Structured figure records
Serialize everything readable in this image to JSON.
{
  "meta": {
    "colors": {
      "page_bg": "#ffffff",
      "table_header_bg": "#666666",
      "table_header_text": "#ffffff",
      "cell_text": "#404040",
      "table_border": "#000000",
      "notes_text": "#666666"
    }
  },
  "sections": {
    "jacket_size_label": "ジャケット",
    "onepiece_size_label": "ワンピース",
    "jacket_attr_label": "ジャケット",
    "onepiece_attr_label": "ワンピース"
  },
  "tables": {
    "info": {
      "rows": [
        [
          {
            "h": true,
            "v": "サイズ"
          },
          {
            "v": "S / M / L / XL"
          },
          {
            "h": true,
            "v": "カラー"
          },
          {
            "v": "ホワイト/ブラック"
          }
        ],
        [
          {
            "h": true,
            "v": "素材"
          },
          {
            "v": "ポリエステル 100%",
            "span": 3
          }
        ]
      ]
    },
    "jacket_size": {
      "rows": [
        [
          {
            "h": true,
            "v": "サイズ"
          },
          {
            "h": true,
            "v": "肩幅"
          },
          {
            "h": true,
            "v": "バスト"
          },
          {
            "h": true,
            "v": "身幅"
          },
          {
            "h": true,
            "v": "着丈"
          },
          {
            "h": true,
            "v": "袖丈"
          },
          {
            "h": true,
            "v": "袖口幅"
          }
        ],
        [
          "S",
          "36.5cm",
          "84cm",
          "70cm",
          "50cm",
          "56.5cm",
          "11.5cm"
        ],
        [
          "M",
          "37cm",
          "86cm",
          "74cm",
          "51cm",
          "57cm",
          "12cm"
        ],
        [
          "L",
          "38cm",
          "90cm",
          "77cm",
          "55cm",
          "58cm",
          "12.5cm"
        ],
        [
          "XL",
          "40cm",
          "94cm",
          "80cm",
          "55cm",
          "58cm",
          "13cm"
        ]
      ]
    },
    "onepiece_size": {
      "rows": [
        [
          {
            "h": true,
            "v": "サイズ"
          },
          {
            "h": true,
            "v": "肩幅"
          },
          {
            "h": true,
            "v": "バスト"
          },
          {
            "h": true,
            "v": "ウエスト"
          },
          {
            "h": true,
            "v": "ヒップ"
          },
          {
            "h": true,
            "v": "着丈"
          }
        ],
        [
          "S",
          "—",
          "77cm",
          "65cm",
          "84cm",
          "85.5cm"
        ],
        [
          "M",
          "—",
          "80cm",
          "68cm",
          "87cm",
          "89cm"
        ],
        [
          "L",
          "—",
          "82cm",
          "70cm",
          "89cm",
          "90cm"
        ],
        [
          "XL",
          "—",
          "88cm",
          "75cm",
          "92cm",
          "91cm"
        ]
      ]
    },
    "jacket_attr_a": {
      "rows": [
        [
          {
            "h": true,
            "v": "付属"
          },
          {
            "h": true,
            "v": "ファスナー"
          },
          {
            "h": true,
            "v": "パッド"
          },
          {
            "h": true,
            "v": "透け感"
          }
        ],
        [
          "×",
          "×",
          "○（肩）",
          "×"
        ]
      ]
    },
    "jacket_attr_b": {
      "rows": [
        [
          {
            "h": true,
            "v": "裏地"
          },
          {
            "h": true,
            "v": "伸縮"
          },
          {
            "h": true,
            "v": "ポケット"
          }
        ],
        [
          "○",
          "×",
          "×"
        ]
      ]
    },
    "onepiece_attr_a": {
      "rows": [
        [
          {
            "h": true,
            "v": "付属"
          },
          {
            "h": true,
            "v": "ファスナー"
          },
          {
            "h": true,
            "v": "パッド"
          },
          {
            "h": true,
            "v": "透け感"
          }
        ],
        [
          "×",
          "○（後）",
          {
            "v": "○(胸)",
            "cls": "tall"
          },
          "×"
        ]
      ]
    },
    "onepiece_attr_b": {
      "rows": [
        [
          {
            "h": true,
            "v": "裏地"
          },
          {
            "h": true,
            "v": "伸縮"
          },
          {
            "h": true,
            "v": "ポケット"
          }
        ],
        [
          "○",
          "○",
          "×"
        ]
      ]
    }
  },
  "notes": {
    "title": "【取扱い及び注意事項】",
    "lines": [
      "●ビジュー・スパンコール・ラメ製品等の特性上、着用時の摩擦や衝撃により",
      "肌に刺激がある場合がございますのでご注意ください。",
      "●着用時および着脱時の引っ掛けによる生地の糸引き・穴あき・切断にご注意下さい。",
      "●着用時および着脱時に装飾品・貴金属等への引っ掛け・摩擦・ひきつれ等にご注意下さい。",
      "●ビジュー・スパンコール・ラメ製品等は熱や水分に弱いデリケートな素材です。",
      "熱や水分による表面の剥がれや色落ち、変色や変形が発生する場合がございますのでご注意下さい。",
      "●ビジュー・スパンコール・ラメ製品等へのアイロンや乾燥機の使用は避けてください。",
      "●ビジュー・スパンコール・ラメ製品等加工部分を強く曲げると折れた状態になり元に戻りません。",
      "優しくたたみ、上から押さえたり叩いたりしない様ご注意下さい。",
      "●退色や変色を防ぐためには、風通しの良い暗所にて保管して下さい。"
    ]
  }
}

▸ **What to work on**
Write every line of the material above again, exactly.

▸ **Result for this exercise**
Serialize everything readable in this image to JSON.
{
  "meta": {
    "colors": {
      "page_bg": "#ffffff",
      "table_header_bg": "#666666",
      "table_header_text": "#ffffff",
      "cell_text": "#404040",
      "table_border": "#000000",
      "notes_text": "#666666"
    }
  },
  "sections": {
    "jacket_size_label": "ジャケット",
    "onepiece_size_label": "ワンピース",
    "jacket_attr_label": "ジャケット",
    "onepiece_attr_label": "ワンピース"
  },
  "tables": {
    "info": {
      "rows": [
        [
          {
            "h": true,
            "v": "サイズ"
          },
          {
            "v": "S / M / L / XL"
          },
          {
            "h": true,
            "v": "カラー"
          },
          {
            "v": "ホワイト/ブラック"
          }
        ],
        [
          {
            "h": true,
            "v": "素材"
          },
          {
            "v": "ポリエステル 100%",
            "span": 3
          }
        ]
      ]
    },
    "jacket_size": {
      "rows": [
        [
          {
            "h": true,
            "v": "サイズ"
          },
          {
            "h": true,
            "v": "肩幅"
          },
          {
            "h": true,
            "v": "バスト"
          },
          {
            "h": true,
            "v": "身幅"
          },
          {
            "h": true,
            "v": "着丈"
          },
          {
            "h": true,
            "v": "袖丈"
          },
          {
            "h": true,
            "v": "袖口幅"
          }
        ],
        [
          "S",
          "36.5cm",
          "84cm",
          "70cm",
          "50cm",
          "56.5cm",
          "11.5cm"
        ],
        [
          "M",
          "37cm",
          "86cm",
          "74cm",
          "51cm",
          "57cm",
          "12cm"
        ],
        [
          "L",
          "38cm",
          "90cm",
          "77cm",
          "55cm",
          "58cm",
          "12.5cm"
        ],
        [
          "XL",
          "40cm",
          "94cm",
          "80cm",
          "55cm",
          "58cm",
          "13cm"
        ]
      ]
    },
    "onepiece_size": {
      "rows": [
        [
          {
            "h": true,
            "v": "サイズ"
          },
          {
            "h": true,
            "v": "肩幅"
          },
          {
            "h": true,
            "v": "バスト"
          },
          {
            "h": true,
            "v": "ウエスト"
          },
          {
            "h": true,
            "v": "ヒップ"
          },
          {
            "h": true,
            "v": "着丈"
          }
        ],
        [
          "S",
          "—",
          "77cm",
          "65cm",
          "84cm",
          "85.5cm"
        ],
        [
          "M",
          "—",
          "80cm",
          "68cm",
          "87cm",
          "89cm"
        ],
        [
          "L",
          "—",
          "82cm",
          "70cm",
          "89cm",
          "90cm"
        ],
        [
          "XL",
          "—",
          "88cm",
          "75cm",
          "92cm",
          "91cm"
        ]
      ]
    },
    "jacket_attr_a": {
      "rows": [
        [
          {
            "h": true,
            "v": "付属"
          },
          {
            "h": true,
            "v": "ファスナー"
          },
          {
            "h": true,
            "v": "パッド"
          },
          {
            "h": true,
            "v": "透け感"
          }
        ],
        [
          "×",
          "×",
          "○（肩）",
          "×"
        ]
      ]
    },
    "jacket_attr_b": {
      "rows": [
        [
          {
            "h": true,
            "v": "裏地"
          },
          {
            "h": true,
            "v": "伸縮"
          },
          {
            "h": true,
            "v": "ポケット"
          }
        ],
        [
          "○",
          "×",
          "×"
        ]
      ]
    },
    "onepiece_attr_a": {
      "rows": [
        [
          {
            "h": true,
            "v": "付属"
          },
          {
            "h": true,
            "v": "ファスナー"
          },
          {
            "h": true,
            "v": "パッド"
          },
          {
            "h": true,
            "v": "透け感"
          }
        ],
        [
          "×",
          "○（後）",
          {
            "v": "○(胸)",
            "cls": "tall"
          },
          "×"
        ]
      ]
    },
    "onepiece_attr_b": {
      "rows": [
        [
          {
            "h": true,
            "v": "裏地"
          },
          {
            "h": true,
            "v": "伸縮"
          },
          {
            "h": true,
            "v": "ポケット"
          }
        ],
        [
          "○",
          "○",
          "×"
        ]
      ]
    }
  },
  "notes": {
    "title": "【取扱い及び注意事項】",
    "lines": [
      "●ビジュー・スパンコール・ラメ製品等の特性上、着用時の摩擦や衝撃により",
      "肌に刺激がある場合がございますのでご注意ください。",
      "●着用時および着脱時の引っ掛けによる生地の糸引き・穴あき・切断にご注意下さい。",
      "●着用時および着脱時に装飾品・貴金属等への引っ掛け・摩擦・ひきつれ等にご注意下さい。",
      "●ビジュー・スパンコール・ラメ製品等は熱や水分に弱いデリケートな素材です。",
      "熱や水分による表面の剥がれや色落ち、変色や変形が発生する場合がございますのでご注意下さい。",
      "●ビジュー・スパンコール・ラメ製品等へのアイロンや乾燥機の使用は避けてください。",
      "●ビジュー・スパンコール・ラメ製品等加工部分を強く曲げると折れた状態になり元に戻りません。",
      "優しくたたみ、上から押さえたり叩いたりしない様ご注意下さい。",
      "●退色や変色を防ぐためには、風通しの良い暗所にて保管して下さい。"
    ]
  }
}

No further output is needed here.